▶ _TASK INSTRUCTIONS_
Lay out every line of the entries below as a JSON list of strings, one string per line, skipping blank lines and leaving out the pictures.

## start PROVIDED RECORDS

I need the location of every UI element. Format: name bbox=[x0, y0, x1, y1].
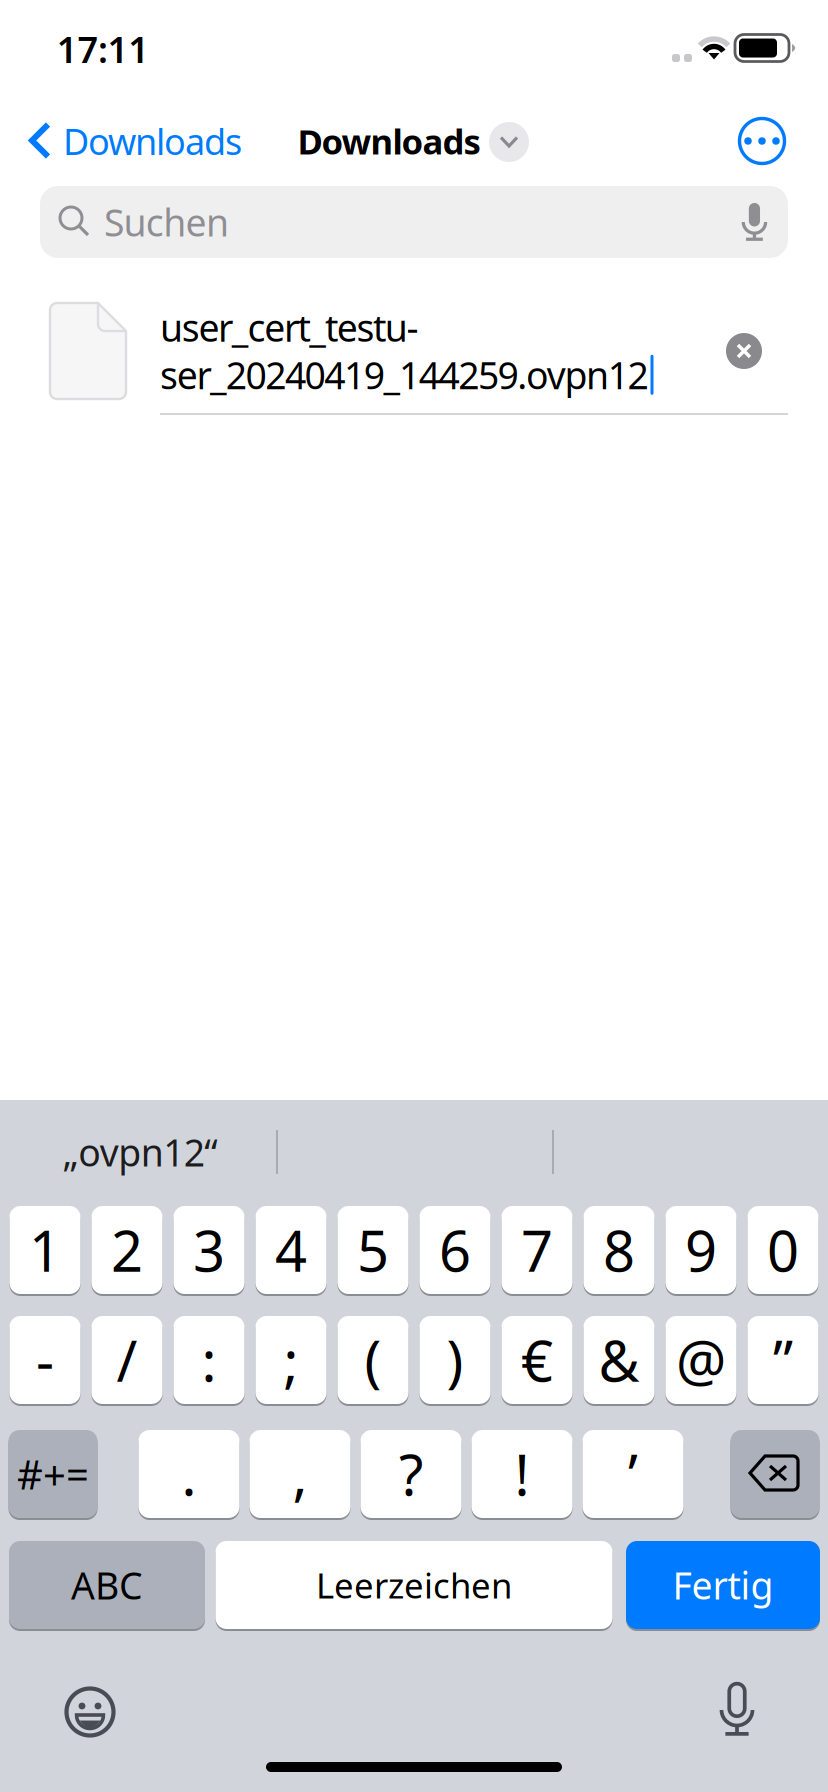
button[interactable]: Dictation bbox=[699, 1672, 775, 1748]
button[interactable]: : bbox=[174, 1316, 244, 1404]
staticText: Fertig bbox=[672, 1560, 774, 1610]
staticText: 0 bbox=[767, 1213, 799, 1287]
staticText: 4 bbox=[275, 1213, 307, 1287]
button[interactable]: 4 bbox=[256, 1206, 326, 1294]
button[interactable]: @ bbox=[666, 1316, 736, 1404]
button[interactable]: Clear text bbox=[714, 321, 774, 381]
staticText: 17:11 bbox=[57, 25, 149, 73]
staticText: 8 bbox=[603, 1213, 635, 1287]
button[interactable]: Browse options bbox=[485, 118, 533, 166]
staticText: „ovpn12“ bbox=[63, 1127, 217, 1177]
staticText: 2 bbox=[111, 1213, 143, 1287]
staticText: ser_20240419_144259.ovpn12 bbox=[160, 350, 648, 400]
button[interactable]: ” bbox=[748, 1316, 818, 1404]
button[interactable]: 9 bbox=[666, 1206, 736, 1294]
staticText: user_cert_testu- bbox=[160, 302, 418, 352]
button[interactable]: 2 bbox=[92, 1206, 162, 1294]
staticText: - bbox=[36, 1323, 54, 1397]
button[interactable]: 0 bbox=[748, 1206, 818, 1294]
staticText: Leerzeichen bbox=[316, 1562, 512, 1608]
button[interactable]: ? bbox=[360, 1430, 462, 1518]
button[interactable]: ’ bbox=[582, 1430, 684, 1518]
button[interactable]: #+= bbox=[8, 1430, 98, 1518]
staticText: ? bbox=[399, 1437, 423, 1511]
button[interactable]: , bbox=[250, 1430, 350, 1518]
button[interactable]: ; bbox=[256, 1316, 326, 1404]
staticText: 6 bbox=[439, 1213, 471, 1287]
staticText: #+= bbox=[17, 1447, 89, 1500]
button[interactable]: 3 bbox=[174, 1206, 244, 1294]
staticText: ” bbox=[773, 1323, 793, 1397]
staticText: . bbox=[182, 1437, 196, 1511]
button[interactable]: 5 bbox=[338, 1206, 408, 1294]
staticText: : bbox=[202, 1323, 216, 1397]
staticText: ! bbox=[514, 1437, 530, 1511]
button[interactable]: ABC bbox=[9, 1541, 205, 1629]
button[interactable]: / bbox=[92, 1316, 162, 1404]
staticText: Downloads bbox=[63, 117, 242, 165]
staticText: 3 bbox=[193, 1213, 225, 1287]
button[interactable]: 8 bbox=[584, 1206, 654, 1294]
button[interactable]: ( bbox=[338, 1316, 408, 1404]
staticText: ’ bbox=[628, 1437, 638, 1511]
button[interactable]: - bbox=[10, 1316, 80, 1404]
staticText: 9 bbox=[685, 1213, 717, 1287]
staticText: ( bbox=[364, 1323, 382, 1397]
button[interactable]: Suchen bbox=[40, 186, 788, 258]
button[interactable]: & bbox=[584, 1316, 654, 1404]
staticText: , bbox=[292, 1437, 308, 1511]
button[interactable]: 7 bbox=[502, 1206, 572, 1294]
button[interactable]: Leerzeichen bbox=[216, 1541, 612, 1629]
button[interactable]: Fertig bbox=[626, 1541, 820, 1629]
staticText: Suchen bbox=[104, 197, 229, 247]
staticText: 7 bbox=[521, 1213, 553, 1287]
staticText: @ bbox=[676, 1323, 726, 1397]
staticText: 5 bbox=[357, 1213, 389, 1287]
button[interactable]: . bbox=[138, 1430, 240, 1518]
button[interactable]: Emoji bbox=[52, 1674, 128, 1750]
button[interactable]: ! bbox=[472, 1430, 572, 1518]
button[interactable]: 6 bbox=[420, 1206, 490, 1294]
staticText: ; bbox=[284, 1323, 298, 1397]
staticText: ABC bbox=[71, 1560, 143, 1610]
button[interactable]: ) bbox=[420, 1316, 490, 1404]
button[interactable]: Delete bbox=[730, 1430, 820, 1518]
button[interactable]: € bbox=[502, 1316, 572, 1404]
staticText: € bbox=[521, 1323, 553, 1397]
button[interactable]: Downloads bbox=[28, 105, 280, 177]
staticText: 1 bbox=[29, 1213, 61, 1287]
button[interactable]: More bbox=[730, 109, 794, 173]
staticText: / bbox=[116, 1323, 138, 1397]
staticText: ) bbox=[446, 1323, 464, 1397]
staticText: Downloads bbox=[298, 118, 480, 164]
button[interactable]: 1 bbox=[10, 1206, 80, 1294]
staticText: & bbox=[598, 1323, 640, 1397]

## end PROVIDED RECORDS

▶ _OUTPUT OF THE EXERCISE_
[
  "I need the location of every UI element. Format: name bbox=[x0, y0, x1, y1].",
  "button[interactable]: Dictation bbox=[699, 1672, 775, 1748]",
  "button[interactable]: : bbox=[174, 1316, 244, 1404]",
  "staticText: Fertig bbox=[672, 1560, 774, 1610]",
  "staticText: 0 bbox=[767, 1213, 799, 1287]",
  "staticText: 4 bbox=[275, 1213, 307, 1287]",
  "button[interactable]: 4 bbox=[256, 1206, 326, 1294]",
  "button[interactable]: @ bbox=[666, 1316, 736, 1404]",
  "button[interactable]: Clear text bbox=[714, 321, 774, 381]",
  "staticText: 17:11 bbox=[57, 25, 149, 73]",
  "staticText: 8 bbox=[603, 1213, 635, 1287]",
  "button[interactable]: Browse options bbox=[485, 118, 533, 166]",
  "staticText: „ovpn12“ bbox=[63, 1127, 217, 1177]",
  "staticText: 2 bbox=[111, 1213, 143, 1287]",
  "staticText: ser_20240419_144259.ovpn12 bbox=[160, 350, 648, 400]",
  "button[interactable]: ” bbox=[748, 1316, 818, 1404]",
  "button[interactable]: 9 bbox=[666, 1206, 736, 1294]",
  "staticText: user_cert_testu- bbox=[160, 302, 418, 352]",
  "button[interactable]: 2 bbox=[92, 1206, 162, 1294]",
  "staticText: - bbox=[36, 1323, 54, 1397]",
  "button[interactable]: 0 bbox=[748, 1206, 818, 1294]",
  "staticText: Leerzeichen bbox=[316, 1562, 512, 1608]",
  "button[interactable]: ? bbox=[360, 1430, 462, 1518]",
  "button[interactable]: ’ bbox=[582, 1430, 684, 1518]",
  "button[interactable]: #+= bbox=[8, 1430, 98, 1518]",
  "staticText: ? bbox=[399, 1437, 423, 1511]",
  "button[interactable]: , bbox=[250, 1430, 350, 1518]",
  "button[interactable]: ; bbox=[256, 1316, 326, 1404]",
  "staticText: 6 bbox=[439, 1213, 471, 1287]",
  "staticText: #+= bbox=[17, 1447, 89, 1500]",
  "button[interactable]: 3 bbox=[174, 1206, 244, 1294]",
  "staticText: ” bbox=[773, 1323, 793, 1397]",
  "staticText: . bbox=[182, 1437, 196, 1511]",
  "button[interactable]: 5 bbox=[338, 1206, 408, 1294]",
  "staticText: : bbox=[202, 1323, 216, 1397]",
  "staticText: ! bbox=[514, 1437, 530, 1511]",
  "button[interactable]: ABC bbox=[9, 1541, 205, 1629]",
  "button[interactable]: / bbox=[92, 1316, 162, 1404]",
  "staticText: Downloads bbox=[63, 117, 242, 165]",
  "staticText: 3 bbox=[193, 1213, 225, 1287]",
  "button[interactable]: 8 bbox=[584, 1206, 654, 1294]",
  "button[interactable]: ( bbox=[338, 1316, 408, 1404]",
  "staticText: ’ bbox=[628, 1437, 638, 1511]",
  "button[interactable]: - bbox=[10, 1316, 80, 1404]",
  "staticText: 9 bbox=[685, 1213, 717, 1287]",
  "staticText: ( bbox=[364, 1323, 382, 1397]",
  "button[interactable]: Suchen bbox=[40, 186, 788, 258]",
  "button[interactable]: & bbox=[584, 1316, 654, 1404]",
  "staticText: , bbox=[292, 1437, 308, 1511]",
  "button[interactable]: 7 bbox=[502, 1206, 572, 1294]",
  "button[interactable]: Leerzeichen bbox=[216, 1541, 612, 1629]",
  "button[interactable]: Fertig bbox=[626, 1541, 820, 1629]",
  "staticText: Suchen bbox=[104, 197, 229, 247]",
  "staticText: 7 bbox=[521, 1213, 553, 1287]",
  "staticText: @ bbox=[676, 1323, 726, 1397]",
  "staticText: 5 bbox=[357, 1213, 389, 1287]",
  "button[interactable]: . bbox=[138, 1430, 240, 1518]",
  "button[interactable]: Emoji bbox=[52, 1674, 128, 1750]",
  "button[interactable]: ! bbox=[472, 1430, 572, 1518]",
  "button[interactable]: 6 bbox=[420, 1206, 490, 1294]",
  "staticText: ; bbox=[284, 1323, 298, 1397]",
  "staticText: ABC bbox=[71, 1560, 143, 1610]",
  "button[interactable]: ) bbox=[420, 1316, 490, 1404]",
  "button[interactable]: Delete bbox=[730, 1430, 820, 1518]",
  "button[interactable]: € bbox=[502, 1316, 572, 1404]",
  "staticText: € bbox=[521, 1323, 553, 1397]",
  "button[interactable]: Downloads bbox=[28, 105, 280, 177]",
  "staticText: 1 bbox=[29, 1213, 61, 1287]",
  "button[interactable]: More bbox=[730, 109, 794, 173]",
  "staticText: / bbox=[116, 1323, 138, 1397]",
  "staticText: ) bbox=[446, 1323, 464, 1397]",
  "staticText: Downloads bbox=[298, 118, 480, 164]",
  "button[interactable]: 1 bbox=[10, 1206, 80, 1294]",
  "staticText: & bbox=[598, 1323, 640, 1397]"
]